▸ **Task goal**
Count every line of the material that holds the string "childcare". Respond with the total only.

____

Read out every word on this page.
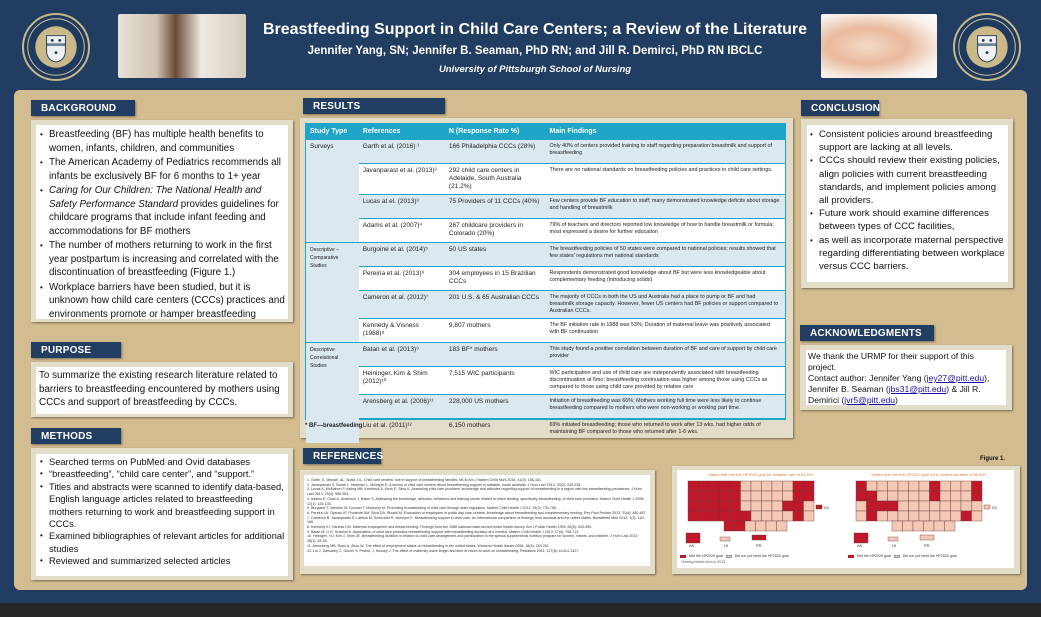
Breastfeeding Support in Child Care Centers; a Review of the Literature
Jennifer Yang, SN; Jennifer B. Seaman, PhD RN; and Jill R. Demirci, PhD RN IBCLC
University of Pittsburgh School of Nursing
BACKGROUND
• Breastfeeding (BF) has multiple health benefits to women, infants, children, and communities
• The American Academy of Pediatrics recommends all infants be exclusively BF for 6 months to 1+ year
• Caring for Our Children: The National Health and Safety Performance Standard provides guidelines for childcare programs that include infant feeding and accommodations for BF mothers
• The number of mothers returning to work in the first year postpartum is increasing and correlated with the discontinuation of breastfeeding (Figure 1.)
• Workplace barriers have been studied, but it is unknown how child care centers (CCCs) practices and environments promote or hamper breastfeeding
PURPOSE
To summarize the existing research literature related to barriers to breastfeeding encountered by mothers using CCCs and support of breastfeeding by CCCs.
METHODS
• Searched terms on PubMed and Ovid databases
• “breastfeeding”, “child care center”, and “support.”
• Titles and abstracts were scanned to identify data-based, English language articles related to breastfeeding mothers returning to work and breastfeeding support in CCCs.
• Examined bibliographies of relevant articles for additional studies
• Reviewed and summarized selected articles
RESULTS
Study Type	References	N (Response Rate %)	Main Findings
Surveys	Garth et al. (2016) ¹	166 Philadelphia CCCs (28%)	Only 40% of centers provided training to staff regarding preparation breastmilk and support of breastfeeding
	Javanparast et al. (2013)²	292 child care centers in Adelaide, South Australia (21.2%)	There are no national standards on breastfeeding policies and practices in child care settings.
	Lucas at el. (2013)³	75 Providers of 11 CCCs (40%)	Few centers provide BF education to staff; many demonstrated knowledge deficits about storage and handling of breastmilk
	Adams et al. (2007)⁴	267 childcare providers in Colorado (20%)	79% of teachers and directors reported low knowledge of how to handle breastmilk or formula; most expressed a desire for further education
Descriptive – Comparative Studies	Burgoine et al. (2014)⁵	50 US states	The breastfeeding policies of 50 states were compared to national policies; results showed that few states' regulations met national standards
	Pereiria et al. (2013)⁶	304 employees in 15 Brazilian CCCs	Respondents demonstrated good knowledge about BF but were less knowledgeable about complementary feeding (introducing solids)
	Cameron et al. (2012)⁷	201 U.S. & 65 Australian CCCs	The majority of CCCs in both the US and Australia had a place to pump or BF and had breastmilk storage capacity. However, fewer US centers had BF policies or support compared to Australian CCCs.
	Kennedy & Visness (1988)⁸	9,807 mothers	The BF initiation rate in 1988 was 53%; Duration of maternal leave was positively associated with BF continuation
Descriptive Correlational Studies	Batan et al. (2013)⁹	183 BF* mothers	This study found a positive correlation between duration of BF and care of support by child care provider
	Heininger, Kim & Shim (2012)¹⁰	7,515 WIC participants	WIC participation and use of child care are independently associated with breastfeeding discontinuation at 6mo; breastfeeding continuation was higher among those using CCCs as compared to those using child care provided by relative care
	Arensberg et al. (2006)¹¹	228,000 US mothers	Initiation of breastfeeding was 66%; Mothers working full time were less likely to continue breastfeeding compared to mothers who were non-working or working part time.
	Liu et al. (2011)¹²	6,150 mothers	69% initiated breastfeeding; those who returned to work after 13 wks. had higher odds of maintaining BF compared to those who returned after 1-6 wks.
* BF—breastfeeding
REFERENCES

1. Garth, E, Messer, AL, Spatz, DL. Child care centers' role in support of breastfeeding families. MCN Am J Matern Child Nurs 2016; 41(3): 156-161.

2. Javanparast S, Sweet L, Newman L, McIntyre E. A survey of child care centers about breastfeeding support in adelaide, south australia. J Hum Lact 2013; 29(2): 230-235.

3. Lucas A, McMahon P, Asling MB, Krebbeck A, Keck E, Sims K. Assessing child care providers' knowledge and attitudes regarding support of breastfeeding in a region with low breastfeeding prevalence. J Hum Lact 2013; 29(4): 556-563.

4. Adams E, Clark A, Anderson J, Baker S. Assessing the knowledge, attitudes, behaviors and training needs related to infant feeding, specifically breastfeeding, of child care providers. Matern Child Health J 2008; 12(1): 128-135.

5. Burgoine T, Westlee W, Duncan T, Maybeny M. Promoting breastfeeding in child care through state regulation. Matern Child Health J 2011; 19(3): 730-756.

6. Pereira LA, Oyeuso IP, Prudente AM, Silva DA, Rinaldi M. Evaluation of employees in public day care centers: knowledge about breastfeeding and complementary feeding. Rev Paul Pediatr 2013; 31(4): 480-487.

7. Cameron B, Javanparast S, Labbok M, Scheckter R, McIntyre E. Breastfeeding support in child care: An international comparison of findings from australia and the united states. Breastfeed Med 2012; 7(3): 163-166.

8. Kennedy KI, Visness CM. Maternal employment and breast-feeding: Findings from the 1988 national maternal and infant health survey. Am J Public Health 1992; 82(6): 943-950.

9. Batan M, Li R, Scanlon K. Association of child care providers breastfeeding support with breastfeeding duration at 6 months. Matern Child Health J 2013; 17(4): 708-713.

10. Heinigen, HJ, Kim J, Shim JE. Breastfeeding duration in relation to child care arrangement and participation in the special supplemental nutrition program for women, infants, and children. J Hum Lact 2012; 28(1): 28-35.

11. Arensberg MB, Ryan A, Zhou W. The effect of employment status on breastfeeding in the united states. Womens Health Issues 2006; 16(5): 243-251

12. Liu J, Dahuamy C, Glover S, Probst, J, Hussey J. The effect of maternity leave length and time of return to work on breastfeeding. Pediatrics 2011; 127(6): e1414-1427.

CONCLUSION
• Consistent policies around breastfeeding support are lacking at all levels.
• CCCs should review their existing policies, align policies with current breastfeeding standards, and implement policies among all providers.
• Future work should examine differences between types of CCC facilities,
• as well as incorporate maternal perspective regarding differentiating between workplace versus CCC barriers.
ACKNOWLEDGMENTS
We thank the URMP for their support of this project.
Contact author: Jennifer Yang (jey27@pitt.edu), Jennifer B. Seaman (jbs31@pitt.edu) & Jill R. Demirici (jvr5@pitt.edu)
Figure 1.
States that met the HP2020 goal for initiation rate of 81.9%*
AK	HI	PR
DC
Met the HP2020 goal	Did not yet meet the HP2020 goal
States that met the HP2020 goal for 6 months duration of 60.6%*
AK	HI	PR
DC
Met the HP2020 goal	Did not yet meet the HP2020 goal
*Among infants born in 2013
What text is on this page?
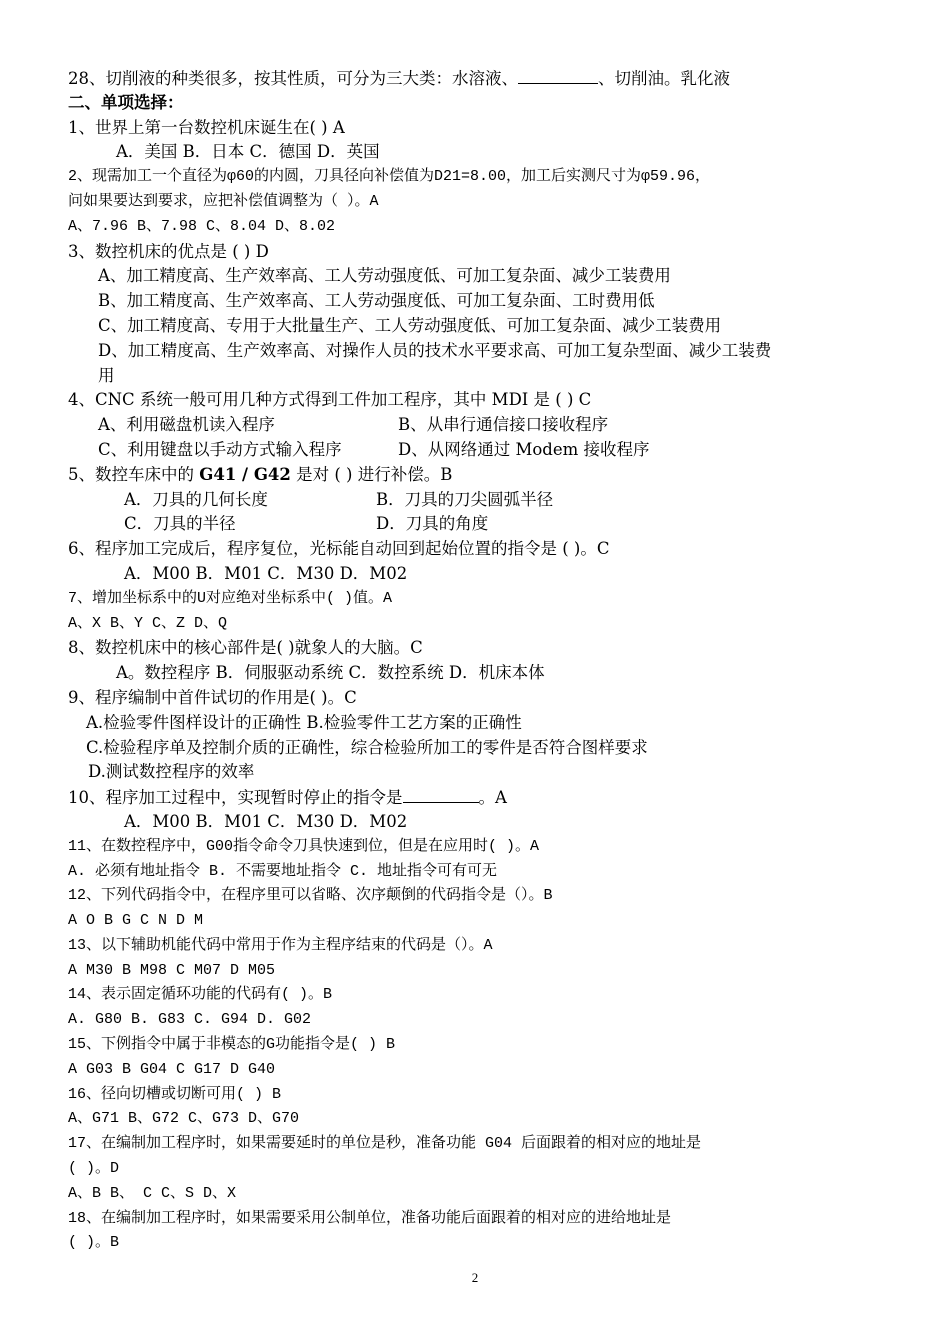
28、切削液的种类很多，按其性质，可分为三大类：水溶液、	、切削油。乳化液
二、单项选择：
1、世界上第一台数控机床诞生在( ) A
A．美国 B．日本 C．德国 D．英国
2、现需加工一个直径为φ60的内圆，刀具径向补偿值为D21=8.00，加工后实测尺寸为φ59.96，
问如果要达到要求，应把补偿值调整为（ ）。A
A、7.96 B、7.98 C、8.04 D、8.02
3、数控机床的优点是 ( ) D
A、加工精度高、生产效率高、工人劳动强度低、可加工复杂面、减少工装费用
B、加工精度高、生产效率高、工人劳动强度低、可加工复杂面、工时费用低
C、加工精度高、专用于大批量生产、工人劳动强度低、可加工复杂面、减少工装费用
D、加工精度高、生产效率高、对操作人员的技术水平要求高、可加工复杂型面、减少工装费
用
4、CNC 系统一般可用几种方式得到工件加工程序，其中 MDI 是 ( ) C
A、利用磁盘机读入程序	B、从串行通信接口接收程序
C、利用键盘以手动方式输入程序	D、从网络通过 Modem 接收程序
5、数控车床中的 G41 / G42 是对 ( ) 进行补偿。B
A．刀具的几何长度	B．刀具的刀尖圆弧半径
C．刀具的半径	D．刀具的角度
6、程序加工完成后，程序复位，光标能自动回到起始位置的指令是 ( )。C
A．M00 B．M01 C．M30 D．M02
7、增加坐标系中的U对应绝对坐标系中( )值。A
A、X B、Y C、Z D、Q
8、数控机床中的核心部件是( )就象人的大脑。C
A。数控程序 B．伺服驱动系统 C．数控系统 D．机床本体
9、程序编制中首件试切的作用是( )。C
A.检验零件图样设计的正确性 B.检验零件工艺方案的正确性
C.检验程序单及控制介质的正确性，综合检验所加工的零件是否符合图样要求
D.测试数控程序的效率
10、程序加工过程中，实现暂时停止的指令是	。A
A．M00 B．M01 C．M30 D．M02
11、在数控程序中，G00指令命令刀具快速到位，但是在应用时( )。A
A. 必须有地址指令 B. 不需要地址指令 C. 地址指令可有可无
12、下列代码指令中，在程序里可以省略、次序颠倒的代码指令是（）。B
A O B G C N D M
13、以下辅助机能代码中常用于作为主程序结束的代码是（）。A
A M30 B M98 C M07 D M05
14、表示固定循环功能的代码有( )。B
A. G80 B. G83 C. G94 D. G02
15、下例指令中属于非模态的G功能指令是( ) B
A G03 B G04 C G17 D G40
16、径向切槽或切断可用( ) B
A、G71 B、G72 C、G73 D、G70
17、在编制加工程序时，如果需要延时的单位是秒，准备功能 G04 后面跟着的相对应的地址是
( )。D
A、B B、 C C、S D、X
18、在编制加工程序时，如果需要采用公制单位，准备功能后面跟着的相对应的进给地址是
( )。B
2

____

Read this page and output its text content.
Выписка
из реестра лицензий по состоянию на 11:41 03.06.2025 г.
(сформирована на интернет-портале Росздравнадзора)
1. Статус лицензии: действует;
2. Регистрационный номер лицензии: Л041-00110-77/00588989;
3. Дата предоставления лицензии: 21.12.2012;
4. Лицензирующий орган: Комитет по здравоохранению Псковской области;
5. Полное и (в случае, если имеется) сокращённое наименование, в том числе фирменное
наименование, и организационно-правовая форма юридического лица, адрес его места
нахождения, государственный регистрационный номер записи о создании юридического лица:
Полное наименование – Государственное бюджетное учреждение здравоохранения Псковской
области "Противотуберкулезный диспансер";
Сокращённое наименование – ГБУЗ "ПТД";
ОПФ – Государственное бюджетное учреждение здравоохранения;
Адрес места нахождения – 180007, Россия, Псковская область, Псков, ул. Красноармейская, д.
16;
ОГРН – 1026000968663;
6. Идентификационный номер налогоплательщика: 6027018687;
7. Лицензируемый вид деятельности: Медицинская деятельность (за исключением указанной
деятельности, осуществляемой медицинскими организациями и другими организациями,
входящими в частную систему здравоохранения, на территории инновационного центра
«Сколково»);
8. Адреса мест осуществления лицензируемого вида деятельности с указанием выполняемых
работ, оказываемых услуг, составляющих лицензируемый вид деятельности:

____

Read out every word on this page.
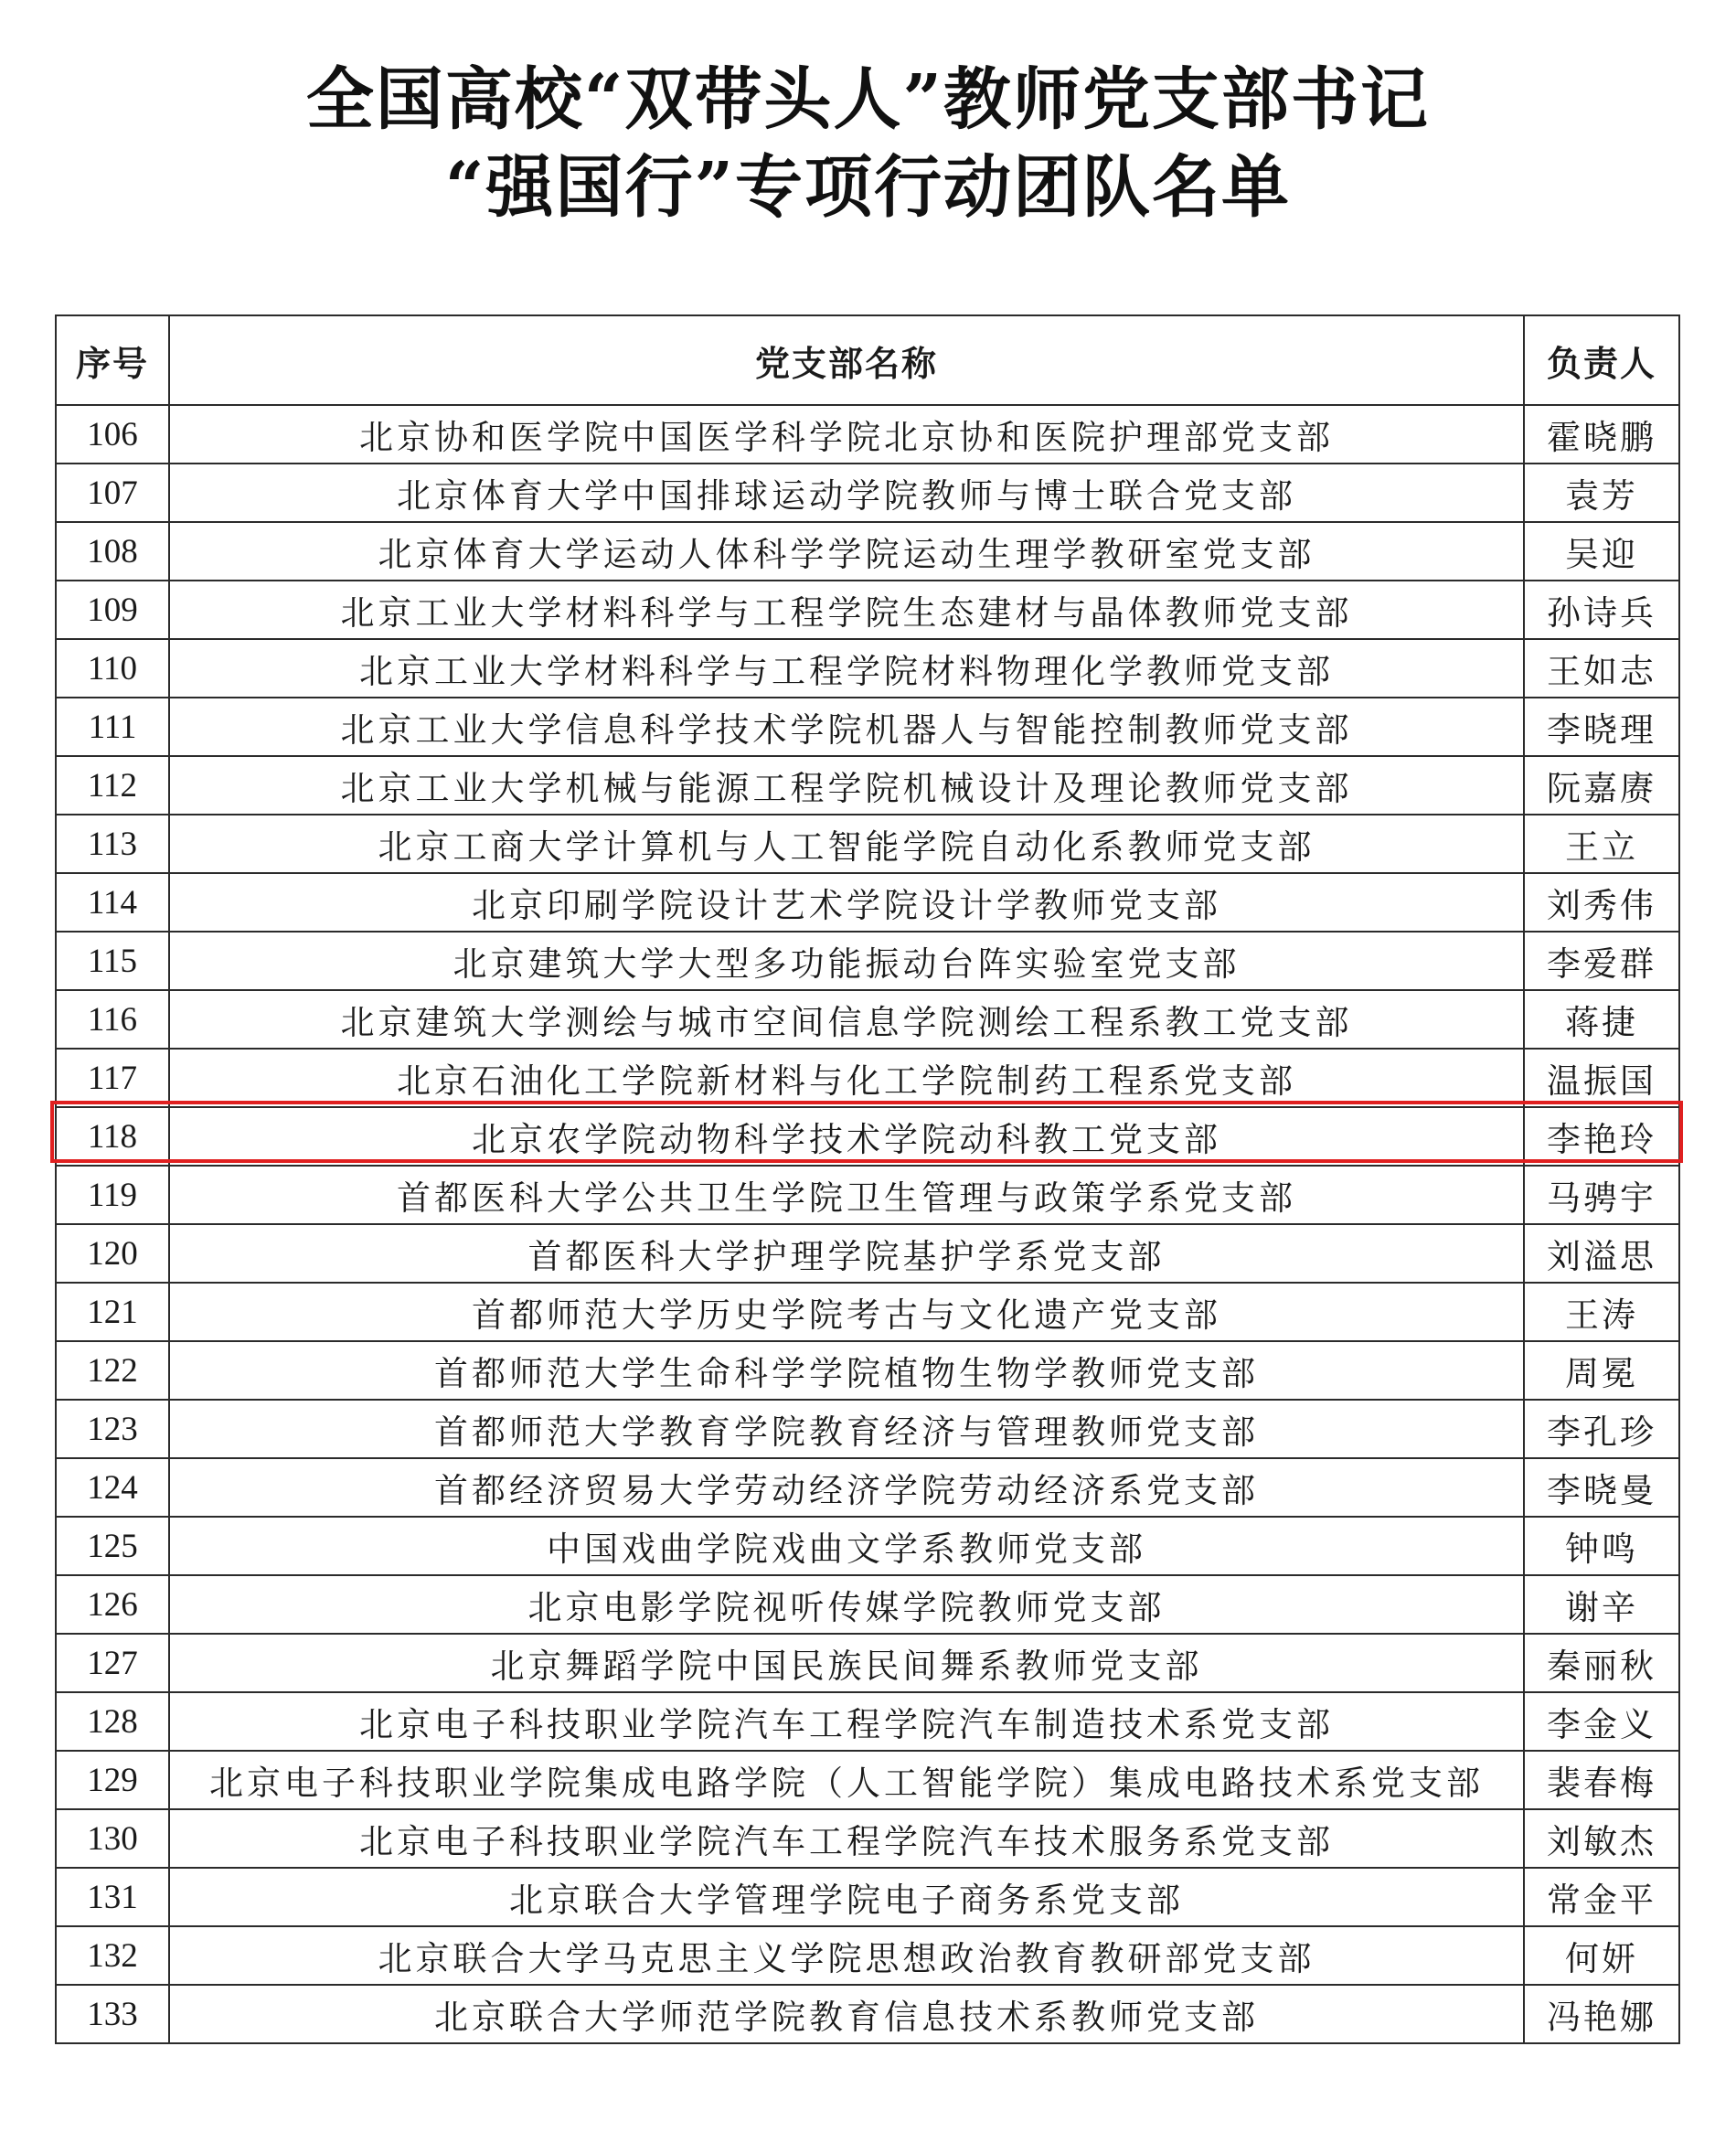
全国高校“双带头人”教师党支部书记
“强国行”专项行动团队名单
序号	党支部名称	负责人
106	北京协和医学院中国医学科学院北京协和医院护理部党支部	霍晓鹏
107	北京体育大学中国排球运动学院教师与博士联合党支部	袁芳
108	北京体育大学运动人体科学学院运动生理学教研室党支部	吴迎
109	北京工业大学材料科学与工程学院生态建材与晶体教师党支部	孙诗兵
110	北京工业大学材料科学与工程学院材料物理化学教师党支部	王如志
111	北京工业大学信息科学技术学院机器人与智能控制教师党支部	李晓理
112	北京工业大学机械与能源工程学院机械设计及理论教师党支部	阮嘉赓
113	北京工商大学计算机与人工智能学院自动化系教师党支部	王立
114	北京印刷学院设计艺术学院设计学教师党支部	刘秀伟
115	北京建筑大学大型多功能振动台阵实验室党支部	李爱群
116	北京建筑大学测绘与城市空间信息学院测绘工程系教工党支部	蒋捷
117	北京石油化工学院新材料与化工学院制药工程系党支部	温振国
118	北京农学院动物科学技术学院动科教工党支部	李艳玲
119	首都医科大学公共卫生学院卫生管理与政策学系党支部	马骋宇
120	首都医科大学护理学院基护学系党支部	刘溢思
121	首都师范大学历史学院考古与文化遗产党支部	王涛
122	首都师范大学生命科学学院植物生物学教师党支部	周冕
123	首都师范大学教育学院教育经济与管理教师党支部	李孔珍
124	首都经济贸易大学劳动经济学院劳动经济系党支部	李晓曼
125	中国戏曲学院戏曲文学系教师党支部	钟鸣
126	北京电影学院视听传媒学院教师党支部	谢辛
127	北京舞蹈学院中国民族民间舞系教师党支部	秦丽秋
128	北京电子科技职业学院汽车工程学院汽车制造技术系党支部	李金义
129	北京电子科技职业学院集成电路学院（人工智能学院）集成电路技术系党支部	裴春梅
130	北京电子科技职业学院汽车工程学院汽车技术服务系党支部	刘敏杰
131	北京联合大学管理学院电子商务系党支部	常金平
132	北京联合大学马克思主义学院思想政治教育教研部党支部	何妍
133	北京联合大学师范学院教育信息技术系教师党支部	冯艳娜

____

▸ **Task answer**
2